• [Directions] Copy every one of the following records word for word, leaving out the pictures.

• [Records provided]
=======

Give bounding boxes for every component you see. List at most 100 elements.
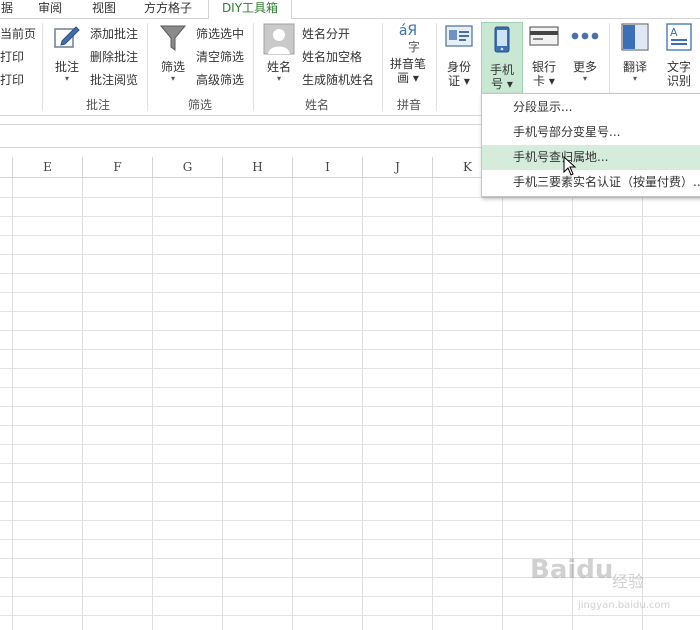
grid-row-line xyxy=(0,216,700,217)
grid-row-line xyxy=(0,349,700,350)
chevron-down-icon: ▾ xyxy=(632,74,637,83)
grid-row-line xyxy=(0,425,700,426)
print-current-page-button[interactable]: 当前页 xyxy=(0,25,36,43)
grid-row-line xyxy=(0,330,700,331)
id-card-icon xyxy=(445,25,473,47)
ribbon-tab-bar: 据 审阅 视图 方方格子 DIY工具箱 xyxy=(0,0,700,20)
bank-card-label-2-text: 卡 xyxy=(533,74,546,88)
filter-button[interactable]: 筛选 ▾ xyxy=(156,23,190,89)
menu-item-phone-location[interactable]: 手机号查归属地... xyxy=(482,145,700,170)
id-card-button[interactable]: 身份 证 ▾ xyxy=(441,23,477,93)
pinyin-button-label-2: 画 ▾ xyxy=(397,71,419,85)
comment-button[interactable]: 批注 ▾ xyxy=(50,23,84,89)
pinyin-icon: áЯ 字 xyxy=(386,23,430,55)
pinyin-icon-top: áЯ xyxy=(398,23,418,39)
more-dots-icon xyxy=(571,32,599,40)
text-recognition-icon: A xyxy=(666,23,692,51)
person-avatar-icon xyxy=(263,23,295,55)
browse-comments-button[interactable]: 批注阅览 xyxy=(90,71,138,89)
id-card-label-2: 证 ▾ xyxy=(448,74,470,88)
grid-row-line xyxy=(0,368,700,369)
tab-review[interactable]: 审阅 xyxy=(28,0,72,18)
chevron-down-icon: ▾ xyxy=(170,74,175,83)
ocr-label-2: 识别 xyxy=(666,74,691,88)
translate-button[interactable]: 翻译 ▾ xyxy=(616,23,654,93)
clear-filter-button[interactable]: 清空筛选 xyxy=(196,48,244,66)
grid-column-line xyxy=(362,178,363,630)
menu-item-phone-verification[interactable]: 手机三要素实名认证（按量付费）... xyxy=(482,170,700,195)
more-label: 更多 xyxy=(572,60,597,74)
grid-row-line xyxy=(0,615,700,616)
watermark-suffix: 经验 xyxy=(612,572,645,591)
grid-row-line xyxy=(0,501,700,502)
bank-card-button[interactable]: 银行 卡 ▾ xyxy=(526,23,562,93)
name-button[interactable]: 姓名 ▾ xyxy=(260,23,298,89)
grid-row-line xyxy=(0,254,700,255)
random-name-button[interactable]: 生成随机姓名 xyxy=(302,71,374,89)
column-header-e[interactable]: E xyxy=(13,157,83,177)
menu-item-segment-display[interactable]: 分段显示... xyxy=(482,95,700,120)
tab-data[interactable]: 据 xyxy=(0,0,14,18)
print-button[interactable]: 打印 xyxy=(0,48,24,66)
grid-row-line xyxy=(0,292,700,293)
tab-diy-toolbox[interactable]: DIY工具箱 xyxy=(208,0,292,20)
pinyin-icon-bottom: 字 xyxy=(407,40,420,54)
more-button[interactable]: 更多 ▾ xyxy=(566,23,604,93)
group-separator xyxy=(42,23,43,111)
funnel-icon xyxy=(159,25,187,51)
grid-column-line xyxy=(292,178,293,630)
grid-column-line xyxy=(502,178,503,630)
group-separator xyxy=(436,23,437,111)
phone-number-button[interactable]: 手机 号 ▾ xyxy=(481,22,523,96)
print-button-2[interactable]: 打印 xyxy=(0,71,24,89)
add-comment-button[interactable]: 添加批注 xyxy=(90,25,138,43)
grid-row-line xyxy=(0,197,700,198)
column-header-h[interactable]: H xyxy=(223,157,293,177)
group-separator xyxy=(253,23,254,111)
id-card-label-2-text: 证 xyxy=(448,74,461,88)
grid-column-line xyxy=(82,178,83,630)
tab-fangfang-gezi[interactable]: 方方格子 xyxy=(136,0,200,18)
grid-row-line xyxy=(0,520,700,521)
pinyin-stroke-button[interactable]: áЯ 字 拼音笔 画 ▾ xyxy=(386,23,430,91)
pencil-edit-icon xyxy=(54,26,80,48)
translate-book-icon xyxy=(621,23,649,51)
phone-label-1: 手机 xyxy=(489,63,514,77)
advanced-filter-button[interactable]: 高级筛选 xyxy=(196,71,244,89)
filter-selected-button[interactable]: 筛选选中 xyxy=(196,25,244,43)
grid-row-line xyxy=(0,387,700,388)
column-header-partial[interactable] xyxy=(0,157,13,177)
menu-item-mask-phone[interactable]: 手机号部分变星号... xyxy=(482,120,700,145)
column-header-g[interactable]: G xyxy=(153,157,223,177)
grid-row-line xyxy=(0,273,700,274)
grid-column-line xyxy=(642,178,643,630)
tab-view[interactable]: 视图 xyxy=(82,0,126,18)
filter-group-label: 筛选 xyxy=(187,98,212,112)
pinyin-group-label: 拼音 xyxy=(396,98,421,112)
bank-card-label-2: 卡 ▾ xyxy=(533,74,555,88)
ocr-button[interactable]: A 文字 识别 xyxy=(660,23,698,93)
column-header-j[interactable]: J xyxy=(363,157,433,177)
name-add-space-button[interactable]: 姓名加空格 xyxy=(302,48,362,66)
grid-row-line xyxy=(0,311,700,312)
phone-label-2: 号 ▾ xyxy=(491,77,513,91)
chevron-down-icon: ▾ xyxy=(64,74,69,83)
mobile-phone-icon xyxy=(494,26,510,53)
grid-row-line xyxy=(0,235,700,236)
ocr-label-1: 文字 xyxy=(666,60,691,74)
translate-label: 翻译 xyxy=(622,60,647,74)
grid-column-line xyxy=(152,178,153,630)
grid-row-line xyxy=(0,406,700,407)
column-header-f[interactable]: F xyxy=(83,157,153,177)
comment-group-label: 批注 xyxy=(85,98,110,112)
pinyin-button-label-1: 拼音笔 xyxy=(389,57,426,71)
column-header-i[interactable]: I xyxy=(293,157,363,177)
split-name-button[interactable]: 姓名分开 xyxy=(302,25,350,43)
phone-number-dropdown-menu: 分段显示... 手机号部分变星号... 手机号查归属地... 手机三要素实名认证… xyxy=(481,93,700,197)
watermark-url: jingyan.baidu.com xyxy=(578,600,671,611)
id-card-label-1: 身份 xyxy=(446,60,471,74)
chevron-down-icon: ▾ xyxy=(276,74,281,83)
group-separator xyxy=(382,23,383,111)
delete-comment-button[interactable]: 删除批注 xyxy=(90,48,138,66)
grid-column-line xyxy=(222,178,223,630)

=======

• [In response]
Give bounding boxes for every component you see. List at most 100 elements.
grid-row-line xyxy=(0,216,700,217)
grid-row-line xyxy=(0,349,700,350)
chevron-down-icon: ▾ xyxy=(632,74,637,83)
grid-row-line xyxy=(0,425,700,426)
print-current-page-button[interactable]: 当前页 xyxy=(0,25,36,43)
grid-row-line xyxy=(0,330,700,331)
id-card-icon xyxy=(445,25,473,47)
ribbon-tab-bar: 据 审阅 视图 方方格子 DIY工具箱 xyxy=(0,0,700,20)
bank-card-label-2-text: 卡 xyxy=(533,74,546,88)
filter-button[interactable]: 筛选 ▾ xyxy=(156,23,190,89)
menu-item-phone-location[interactable]: 手机号查归属地... xyxy=(482,145,700,170)
id-card-button[interactable]: 身份 证 ▾ xyxy=(441,23,477,93)
pinyin-button-label-2: 画 ▾ xyxy=(397,71,419,85)
comment-button[interactable]: 批注 ▾ xyxy=(50,23,84,89)
pinyin-icon: áЯ 字 xyxy=(386,23,430,55)
pinyin-icon-top: áЯ xyxy=(398,23,418,39)
more-dots-icon xyxy=(571,32,599,40)
text-recognition-icon: A xyxy=(666,23,692,51)
person-avatar-icon xyxy=(263,23,295,55)
browse-comments-button[interactable]: 批注阅览 xyxy=(90,71,138,89)
id-card-label-2: 证 ▾ xyxy=(448,74,470,88)
grid-row-line xyxy=(0,368,700,369)
tab-review[interactable]: 审阅 xyxy=(28,0,72,18)
chevron-down-icon: ▾ xyxy=(170,74,175,83)
ocr-label-2: 识别 xyxy=(666,74,691,88)
translate-button[interactable]: 翻译 ▾ xyxy=(616,23,654,93)
clear-filter-button[interactable]: 清空筛选 xyxy=(196,48,244,66)
grid-column-line xyxy=(362,178,363,630)
menu-item-phone-verification[interactable]: 手机三要素实名认证（按量付费）... xyxy=(482,170,700,195)
more-label: 更多 xyxy=(572,60,597,74)
grid-row-line xyxy=(0,615,700,616)
watermark-suffix: 经验 xyxy=(612,572,645,591)
grid-row-line xyxy=(0,501,700,502)
bank-card-button[interactable]: 银行 卡 ▾ xyxy=(526,23,562,93)
name-button[interactable]: 姓名 ▾ xyxy=(260,23,298,89)
grid-row-line xyxy=(0,254,700,255)
random-name-button[interactable]: 生成随机姓名 xyxy=(302,71,374,89)
column-header-e[interactable]: E xyxy=(13,157,83,177)
menu-item-segment-display[interactable]: 分段显示... xyxy=(482,95,700,120)
tab-data[interactable]: 据 xyxy=(0,0,14,18)
print-button[interactable]: 打印 xyxy=(0,48,24,66)
grid-row-line xyxy=(0,292,700,293)
tab-diy-toolbox[interactable]: DIY工具箱 xyxy=(208,0,292,20)
pinyin-icon-bottom: 字 xyxy=(407,40,420,54)
more-button[interactable]: 更多 ▾ xyxy=(566,23,604,93)
group-separator xyxy=(42,23,43,111)
funnel-icon xyxy=(159,25,187,51)
grid-column-line xyxy=(292,178,293,630)
grid-column-line xyxy=(502,178,503,630)
group-separator xyxy=(436,23,437,111)
phone-number-button[interactable]: 手机 号 ▾ xyxy=(481,22,523,96)
print-button-2[interactable]: 打印 xyxy=(0,71,24,89)
add-comment-button[interactable]: 添加批注 xyxy=(90,25,138,43)
grid-row-line xyxy=(0,197,700,198)
column-header-h[interactable]: H xyxy=(223,157,293,177)
group-separator xyxy=(253,23,254,111)
id-card-label-2-text: 证 xyxy=(448,74,461,88)
grid-column-line xyxy=(82,178,83,630)
tab-fangfang-gezi[interactable]: 方方格子 xyxy=(136,0,200,18)
grid-row-line xyxy=(0,520,700,521)
pinyin-stroke-button[interactable]: áЯ 字 拼音笔 画 ▾ xyxy=(386,23,430,91)
pencil-edit-icon xyxy=(54,26,80,48)
translate-book-icon xyxy=(621,23,649,51)
phone-label-1: 手机 xyxy=(489,63,514,77)
advanced-filter-button[interactable]: 高级筛选 xyxy=(196,71,244,89)
filter-selected-button[interactable]: 筛选选中 xyxy=(196,25,244,43)
grid-row-line xyxy=(0,387,700,388)
column-header-partial[interactable] xyxy=(0,157,13,177)
menu-item-mask-phone[interactable]: 手机号部分变星号... xyxy=(482,120,700,145)
column-header-g[interactable]: G xyxy=(153,157,223,177)
grid-row-line xyxy=(0,273,700,274)
grid-column-line xyxy=(642,178,643,630)
tab-view[interactable]: 视图 xyxy=(82,0,126,18)
filter-group-label: 筛选 xyxy=(187,98,212,112)
pinyin-group-label: 拼音 xyxy=(396,98,421,112)
bank-card-label-2: 卡 ▾ xyxy=(533,74,555,88)
ocr-button[interactable]: A 文字 识别 xyxy=(660,23,698,93)
column-header-j[interactable]: J xyxy=(363,157,433,177)
name-add-space-button[interactable]: 姓名加空格 xyxy=(302,48,362,66)
grid-row-line xyxy=(0,311,700,312)
phone-label-2: 号 ▾ xyxy=(491,77,513,91)
chevron-down-icon: ▾ xyxy=(64,74,69,83)
mobile-phone-icon xyxy=(494,26,510,53)
grid-row-line xyxy=(0,235,700,236)
ocr-label-1: 文字 xyxy=(666,60,691,74)
translate-label: 翻译 xyxy=(622,60,647,74)
grid-column-line xyxy=(152,178,153,630)
grid-row-line xyxy=(0,406,700,407)
column-header-f[interactable]: F xyxy=(83,157,153,177)
comment-group-label: 批注 xyxy=(85,98,110,112)
pinyin-button-label-1: 拼音笔 xyxy=(389,57,426,71)
column-header-i[interactable]: I xyxy=(293,157,363,177)
split-name-button[interactable]: 姓名分开 xyxy=(302,25,350,43)
phone-number-dropdown-menu: 分段显示... 手机号部分变星号... 手机号查归属地... 手机三要素实名认证… xyxy=(481,93,700,197)
watermark-url: jingyan.baidu.com xyxy=(578,600,671,611)
id-card-label-1: 身份 xyxy=(446,60,471,74)
chevron-down-icon: ▾ xyxy=(276,74,281,83)
group-separator xyxy=(382,23,383,111)
delete-comment-button[interactable]: 删除批注 xyxy=(90,48,138,66)
grid-column-line xyxy=(222,178,223,630)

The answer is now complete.